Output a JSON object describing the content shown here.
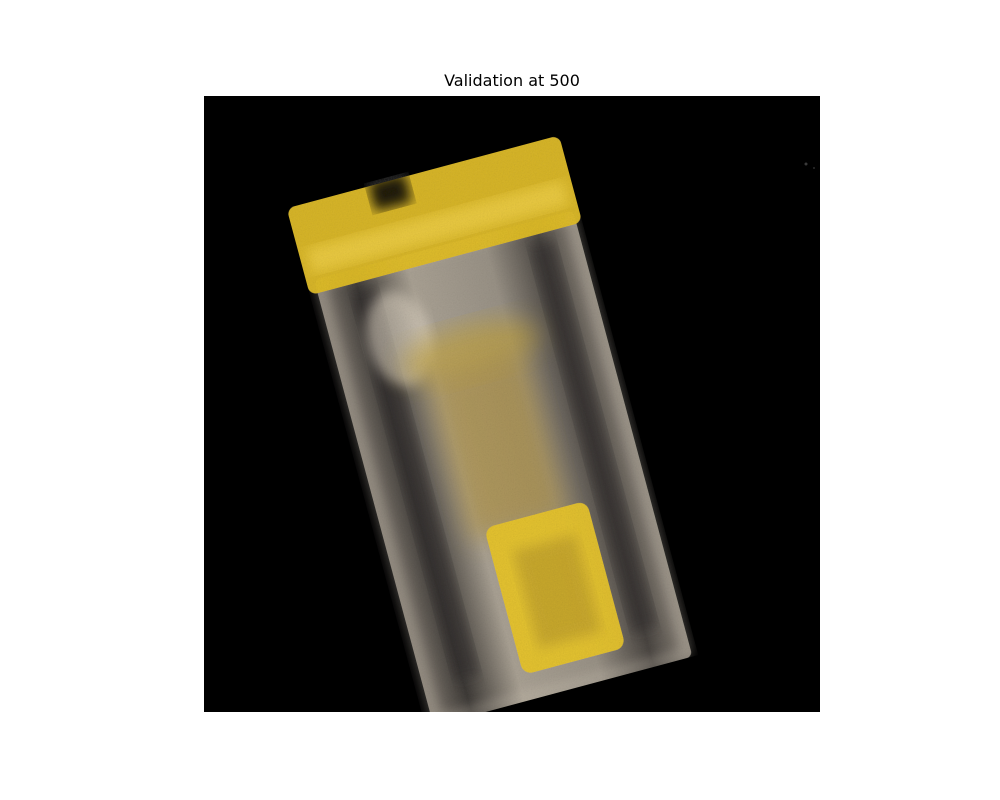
{
  "figure": {
    "title": "Validation at 500"
  },
  "image": {
    "subject": "rendered-volume",
    "colors": {
      "background": "#000000",
      "body": "#b9b1a4",
      "body_dark": "#4a4540",
      "accent": "#e9c62c",
      "accent_dark": "#a08a2a"
    }
  }
}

* [REQUEST]: Every line is to be duplicated exactly, though pictures stay out.

* [RESULT]:
Output a JSON object describing the content shown here.
{
  "figure": {
    "title": "Validation at 500"
  },
  "image": {
    "subject": "rendered-volume",
    "colors": {
      "background": "#000000",
      "body": "#b9b1a4",
      "body_dark": "#4a4540",
      "accent": "#e9c62c",
      "accent_dark": "#a08a2a"
    }
  }
}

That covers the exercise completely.